What you need to do: Find and copy every line in the records that includes the string "BESTER".

━━━━━━━━

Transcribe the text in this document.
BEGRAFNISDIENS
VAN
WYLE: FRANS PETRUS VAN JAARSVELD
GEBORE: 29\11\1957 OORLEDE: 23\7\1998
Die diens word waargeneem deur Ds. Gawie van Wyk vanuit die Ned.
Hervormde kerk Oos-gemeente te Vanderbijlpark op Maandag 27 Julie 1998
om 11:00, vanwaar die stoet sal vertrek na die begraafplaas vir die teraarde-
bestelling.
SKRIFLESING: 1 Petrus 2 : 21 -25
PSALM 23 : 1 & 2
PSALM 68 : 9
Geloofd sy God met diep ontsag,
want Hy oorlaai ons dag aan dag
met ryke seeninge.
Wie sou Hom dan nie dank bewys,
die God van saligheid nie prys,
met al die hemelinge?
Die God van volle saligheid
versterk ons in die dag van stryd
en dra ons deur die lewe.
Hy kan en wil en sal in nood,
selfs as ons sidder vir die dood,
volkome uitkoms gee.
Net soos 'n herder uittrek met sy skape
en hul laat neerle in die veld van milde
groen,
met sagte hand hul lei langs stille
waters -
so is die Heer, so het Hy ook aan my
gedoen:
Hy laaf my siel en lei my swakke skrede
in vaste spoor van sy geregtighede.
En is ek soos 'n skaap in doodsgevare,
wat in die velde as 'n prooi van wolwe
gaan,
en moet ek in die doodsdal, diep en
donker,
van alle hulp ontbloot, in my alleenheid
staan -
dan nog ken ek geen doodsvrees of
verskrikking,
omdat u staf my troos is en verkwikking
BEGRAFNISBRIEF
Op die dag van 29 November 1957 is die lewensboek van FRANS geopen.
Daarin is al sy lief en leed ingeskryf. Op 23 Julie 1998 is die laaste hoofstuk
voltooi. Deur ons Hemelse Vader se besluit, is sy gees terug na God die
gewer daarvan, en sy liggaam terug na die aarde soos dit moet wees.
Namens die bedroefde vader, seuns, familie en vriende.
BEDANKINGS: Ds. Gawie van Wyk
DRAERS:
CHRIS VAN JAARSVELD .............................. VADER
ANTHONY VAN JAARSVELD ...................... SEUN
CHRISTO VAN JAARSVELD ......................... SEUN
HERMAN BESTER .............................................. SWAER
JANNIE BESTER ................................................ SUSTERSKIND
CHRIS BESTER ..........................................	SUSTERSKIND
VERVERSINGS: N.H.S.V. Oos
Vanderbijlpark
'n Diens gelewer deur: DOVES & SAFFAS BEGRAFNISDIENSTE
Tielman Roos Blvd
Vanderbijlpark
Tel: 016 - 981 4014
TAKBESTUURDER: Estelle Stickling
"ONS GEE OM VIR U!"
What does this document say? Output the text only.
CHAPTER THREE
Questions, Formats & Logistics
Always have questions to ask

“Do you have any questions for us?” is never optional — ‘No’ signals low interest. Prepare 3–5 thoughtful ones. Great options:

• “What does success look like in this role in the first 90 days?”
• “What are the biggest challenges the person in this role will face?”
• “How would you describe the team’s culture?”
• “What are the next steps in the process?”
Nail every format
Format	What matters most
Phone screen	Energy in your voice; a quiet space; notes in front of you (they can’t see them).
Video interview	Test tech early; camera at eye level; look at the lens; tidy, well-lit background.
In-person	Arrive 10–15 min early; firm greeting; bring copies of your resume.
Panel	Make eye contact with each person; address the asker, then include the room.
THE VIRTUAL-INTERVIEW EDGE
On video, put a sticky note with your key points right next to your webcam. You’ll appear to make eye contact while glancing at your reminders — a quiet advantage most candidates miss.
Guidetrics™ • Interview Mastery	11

━━━━━━━━

Completed task:
HERMAN BESTER .............................................. SWAER
JANNIE BESTER ................................................ SUSTERSKIND
CHRIS BESTER ..........................................	SUSTERSKIND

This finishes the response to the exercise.